WHAT NEEDS TO BE DONE
Take the material and output all of it exactly.

[start of DATA SHOWN]

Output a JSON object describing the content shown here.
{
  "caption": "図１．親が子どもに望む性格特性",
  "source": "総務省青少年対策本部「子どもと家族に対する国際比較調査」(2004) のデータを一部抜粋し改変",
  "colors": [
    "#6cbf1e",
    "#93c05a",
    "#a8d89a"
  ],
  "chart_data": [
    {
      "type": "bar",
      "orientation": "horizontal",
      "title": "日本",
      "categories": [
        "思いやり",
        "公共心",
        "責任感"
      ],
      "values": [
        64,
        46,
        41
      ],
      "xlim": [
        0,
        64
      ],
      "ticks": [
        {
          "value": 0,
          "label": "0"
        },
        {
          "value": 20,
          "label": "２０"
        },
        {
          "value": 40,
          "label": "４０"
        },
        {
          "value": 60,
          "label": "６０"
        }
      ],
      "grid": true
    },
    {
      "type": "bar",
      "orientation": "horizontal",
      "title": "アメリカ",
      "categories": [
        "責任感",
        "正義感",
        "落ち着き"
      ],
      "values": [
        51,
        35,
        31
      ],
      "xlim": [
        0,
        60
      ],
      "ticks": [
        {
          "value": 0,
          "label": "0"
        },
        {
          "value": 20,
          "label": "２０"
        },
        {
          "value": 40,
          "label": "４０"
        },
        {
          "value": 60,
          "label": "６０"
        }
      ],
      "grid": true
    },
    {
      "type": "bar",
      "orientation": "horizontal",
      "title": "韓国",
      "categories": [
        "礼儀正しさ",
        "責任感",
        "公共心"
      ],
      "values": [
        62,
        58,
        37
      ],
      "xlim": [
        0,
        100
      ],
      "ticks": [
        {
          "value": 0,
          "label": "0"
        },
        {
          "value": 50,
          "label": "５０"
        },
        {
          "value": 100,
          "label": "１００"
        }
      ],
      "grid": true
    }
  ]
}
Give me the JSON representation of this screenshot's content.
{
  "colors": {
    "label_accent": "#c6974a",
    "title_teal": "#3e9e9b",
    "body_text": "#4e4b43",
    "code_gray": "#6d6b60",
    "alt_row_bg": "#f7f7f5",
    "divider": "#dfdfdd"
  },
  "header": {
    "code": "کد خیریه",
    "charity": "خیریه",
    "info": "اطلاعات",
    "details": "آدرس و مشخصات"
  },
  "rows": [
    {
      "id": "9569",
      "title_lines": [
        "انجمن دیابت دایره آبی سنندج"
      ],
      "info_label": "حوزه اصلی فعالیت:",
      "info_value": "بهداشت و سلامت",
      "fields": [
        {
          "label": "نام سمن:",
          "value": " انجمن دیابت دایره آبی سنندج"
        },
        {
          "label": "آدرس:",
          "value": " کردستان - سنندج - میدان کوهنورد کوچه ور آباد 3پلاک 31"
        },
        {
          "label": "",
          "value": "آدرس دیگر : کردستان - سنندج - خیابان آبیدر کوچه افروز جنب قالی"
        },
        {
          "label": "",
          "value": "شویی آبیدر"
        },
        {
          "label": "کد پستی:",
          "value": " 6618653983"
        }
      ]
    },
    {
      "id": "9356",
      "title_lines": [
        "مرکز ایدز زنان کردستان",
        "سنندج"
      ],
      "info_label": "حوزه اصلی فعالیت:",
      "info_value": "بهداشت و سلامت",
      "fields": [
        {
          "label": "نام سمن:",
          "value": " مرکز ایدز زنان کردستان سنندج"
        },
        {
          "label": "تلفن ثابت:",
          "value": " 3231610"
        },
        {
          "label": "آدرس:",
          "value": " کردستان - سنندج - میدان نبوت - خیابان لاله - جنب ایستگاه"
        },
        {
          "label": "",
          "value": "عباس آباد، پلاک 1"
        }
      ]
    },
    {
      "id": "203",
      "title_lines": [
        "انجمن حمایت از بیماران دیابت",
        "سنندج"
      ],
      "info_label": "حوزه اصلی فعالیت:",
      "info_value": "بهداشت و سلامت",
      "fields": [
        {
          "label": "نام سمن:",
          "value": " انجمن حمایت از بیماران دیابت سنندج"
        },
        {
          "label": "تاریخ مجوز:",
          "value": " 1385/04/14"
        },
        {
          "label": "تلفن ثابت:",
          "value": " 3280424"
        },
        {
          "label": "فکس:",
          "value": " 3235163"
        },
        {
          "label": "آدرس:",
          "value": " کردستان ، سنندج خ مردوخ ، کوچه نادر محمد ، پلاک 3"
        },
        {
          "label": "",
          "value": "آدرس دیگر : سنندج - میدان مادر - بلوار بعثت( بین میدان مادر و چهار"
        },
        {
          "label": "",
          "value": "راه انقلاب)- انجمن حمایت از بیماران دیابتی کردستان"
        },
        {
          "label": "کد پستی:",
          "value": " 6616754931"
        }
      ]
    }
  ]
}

[end of DATA SHOWN]

REPLY TO THE EXERCISE
Output a JSON object describing the content shown here.
{
  "caption": "図１．親が子どもに望む性格特性",
  "source": "総務省青少年対策本部「子どもと家族に対する国際比較調査」(2004) のデータを一部抜粋し改変",
  "colors": [
    "#6cbf1e",
    "#93c05a",
    "#a8d89a"
  ],
  "chart_data": [
    {
      "type": "bar",
      "orientation": "horizontal",
      "title": "日本",
      "categories": [
        "思いやり",
        "公共心",
        "責任感"
      ],
      "values": [
        64,
        46,
        41
      ],
      "xlim": [
        0,
        64
      ],
      "ticks": [
        {
          "value": 0,
          "label": "0"
        },
        {
          "value": 20,
          "label": "２０"
        },
        {
          "value": 40,
          "label": "４０"
        },
        {
          "value": 60,
          "label": "６０"
        }
      ],
      "grid": true
    },
    {
      "type": "bar",
      "orientation": "horizontal",
      "title": "アメリカ",
      "categories": [
        "責任感",
        "正義感",
        "落ち着き"
      ],
      "values": [
        51,
        35,
        31
      ],
      "xlim": [
        0,
        60
      ],
      "ticks": [
        {
          "value": 0,
          "label": "0"
        },
        {
          "value": 20,
          "label": "２０"
        },
        {
          "value": 40,
          "label": "４０"
        },
        {
          "value": 60,
          "label": "６０"
        }
      ],
      "grid": true
    },
    {
      "type": "bar",
      "orientation": "horizontal",
      "title": "韓国",
      "categories": [
        "礼儀正しさ",
        "責任感",
        "公共心"
      ],
      "values": [
        62,
        58,
        37
      ],
      "xlim": [
        0,
        100
      ],
      "ticks": [
        {
          "value": 0,
          "label": "0"
        },
        {
          "value": 50,
          "label": "５０"
        },
        {
          "value": 100,
          "label": "１００"
        }
      ],
      "grid": true
    }
  ]
}
Give me the JSON representation of this screenshot's content.
{
  "colors": {
    "label_accent": "#c6974a",
    "title_teal": "#3e9e9b",
    "body_text": "#4e4b43",
    "code_gray": "#6d6b60",
    "alt_row_bg": "#f7f7f5",
    "divider": "#dfdfdd"
  },
  "header": {
    "code": "کد خیریه",
    "charity": "خیریه",
    "info": "اطلاعات",
    "details": "آدرس و مشخصات"
  },
  "rows": [
    {
      "id": "9569",
      "title_lines": [
        "انجمن دیابت دایره آبی سنندج"
      ],
      "info_label": "حوزه اصلی فعالیت:",
      "info_value": "بهداشت و سلامت",
      "fields": [
        {
          "label": "نام سمن:",
          "value": " انجمن دیابت دایره آبی سنندج"
        },
        {
          "label": "آدرس:",
          "value": " کردستان - سنندج - میدان کوهنورد کوچه ور آباد 3پلاک 31"
        },
        {
          "label": "",
          "value": "آدرس دیگر : کردستان - سنندج - خیابان آبیدر کوچه افروز جنب قالی"
        },
        {
          "label": "",
          "value": "شویی آبیدر"
        },
        {
          "label": "کد پستی:",
          "value": " 6618653983"
        }
      ]
    },
    {
      "id": "9356",
      "title_lines": [
        "مرکز ایدز زنان کردستان",
        "سنندج"
      ],
      "info_label": "حوزه اصلی فعالیت:",
      "info_value": "بهداشت و سلامت",
      "fields": [
        {
          "label": "نام سمن:",
          "value": " مرکز ایدز زنان کردستان سنندج"
        },
        {
          "label": "تلفن ثابت:",
          "value": " 3231610"
        },
        {
          "label": "آدرس:",
          "value": " کردستان - سنندج - میدان نبوت - خیابان لاله - جنب ایستگاه"
        },
        {
          "label": "",
          "value": "عباس آباد، پلاک 1"
        }
      ]
    },
    {
      "id": "203",
      "title_lines": [
        "انجمن حمایت از بیماران دیابت",
        "سنندج"
      ],
      "info_label": "حوزه اصلی فعالیت:",
      "info_value": "بهداشت و سلامت",
      "fields": [
        {
          "label": "نام سمن:",
          "value": " انجمن حمایت از بیماران دیابت سنندج"
        },
        {
          "label": "تاریخ مجوز:",
          "value": " 1385/04/14"
        },
        {
          "label": "تلفن ثابت:",
          "value": " 3280424"
        },
        {
          "label": "فکس:",
          "value": " 3235163"
        },
        {
          "label": "آدرس:",
          "value": " کردستان ، سنندج خ مردوخ ، کوچه نادر محمد ، پلاک 3"
        },
        {
          "label": "",
          "value": "آدرس دیگر : سنندج - میدان مادر - بلوار بعثت( بین میدان مادر و چهار"
        },
        {
          "label": "",
          "value": "راه انقلاب)- انجمن حمایت از بیماران دیابتی کردستان"
        },
        {
          "label": "کد پستی:",
          "value": " 6616754931"
        }
      ]
    }
  ]
}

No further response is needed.